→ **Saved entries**
* * * * * * *

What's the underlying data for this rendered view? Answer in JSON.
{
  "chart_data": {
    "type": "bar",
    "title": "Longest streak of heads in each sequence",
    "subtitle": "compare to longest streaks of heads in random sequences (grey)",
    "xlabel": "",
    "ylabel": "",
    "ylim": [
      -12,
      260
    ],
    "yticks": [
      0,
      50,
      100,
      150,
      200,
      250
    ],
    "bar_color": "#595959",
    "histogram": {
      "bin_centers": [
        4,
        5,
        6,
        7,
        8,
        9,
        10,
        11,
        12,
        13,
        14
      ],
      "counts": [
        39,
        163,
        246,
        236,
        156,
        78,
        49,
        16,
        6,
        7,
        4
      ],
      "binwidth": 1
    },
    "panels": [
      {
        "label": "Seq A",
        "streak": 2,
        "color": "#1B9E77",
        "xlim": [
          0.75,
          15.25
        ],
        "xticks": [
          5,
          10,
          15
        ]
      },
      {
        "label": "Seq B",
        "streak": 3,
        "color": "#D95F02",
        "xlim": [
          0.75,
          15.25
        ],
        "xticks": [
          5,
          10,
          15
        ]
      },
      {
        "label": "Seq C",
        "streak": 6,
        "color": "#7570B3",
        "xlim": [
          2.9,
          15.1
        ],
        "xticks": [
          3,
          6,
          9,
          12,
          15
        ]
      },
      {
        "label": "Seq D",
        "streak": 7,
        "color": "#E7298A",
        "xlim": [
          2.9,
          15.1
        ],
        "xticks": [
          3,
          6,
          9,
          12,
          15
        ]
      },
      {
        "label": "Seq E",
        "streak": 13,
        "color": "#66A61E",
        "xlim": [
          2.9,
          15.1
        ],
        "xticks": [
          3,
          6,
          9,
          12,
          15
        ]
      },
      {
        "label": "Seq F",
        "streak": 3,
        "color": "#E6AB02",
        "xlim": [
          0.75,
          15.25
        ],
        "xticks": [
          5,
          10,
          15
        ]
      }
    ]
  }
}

* * * * * * *

Restate all of the entries exactly, please.

→ **RESULT**
What's the underlying data for this rendered view? Answer in JSON.
{
  "chart_data": {
    "type": "bar",
    "title": "Longest streak of heads in each sequence",
    "subtitle": "compare to longest streaks of heads in random sequences (grey)",
    "xlabel": "",
    "ylabel": "",
    "ylim": [
      -12,
      260
    ],
    "yticks": [
      0,
      50,
      100,
      150,
      200,
      250
    ],
    "bar_color": "#595959",
    "histogram": {
      "bin_centers": [
        4,
        5,
        6,
        7,
        8,
        9,
        10,
        11,
        12,
        13,
        14
      ],
      "counts": [
        39,
        163,
        246,
        236,
        156,
        78,
        49,
        16,
        6,
        7,
        4
      ],
      "binwidth": 1
    },
    "panels": [
      {
        "label": "Seq A",
        "streak": 2,
        "color": "#1B9E77",
        "xlim": [
          0.75,
          15.25
        ],
        "xticks": [
          5,
          10,
          15
        ]
      },
      {
        "label": "Seq B",
        "streak": 3,
        "color": "#D95F02",
        "xlim": [
          0.75,
          15.25
        ],
        "xticks": [
          5,
          10,
          15
        ]
      },
      {
        "label": "Seq C",
        "streak": 6,
        "color": "#7570B3",
        "xlim": [
          2.9,
          15.1
        ],
        "xticks": [
          3,
          6,
          9,
          12,
          15
        ]
      },
      {
        "label": "Seq D",
        "streak": 7,
        "color": "#E7298A",
        "xlim": [
          2.9,
          15.1
        ],
        "xticks": [
          3,
          6,
          9,
          12,
          15
        ]
      },
      {
        "label": "Seq E",
        "streak": 13,
        "color": "#66A61E",
        "xlim": [
          2.9,
          15.1
        ],
        "xticks": [
          3,
          6,
          9,
          12,
          15
        ]
      },
      {
        "label": "Seq F",
        "streak": 3,
        "color": "#E6AB02",
        "xlim": [
          0.75,
          15.25
        ],
        "xticks": [
          5,
          10,
          15
        ]
      }
    ]
  }
}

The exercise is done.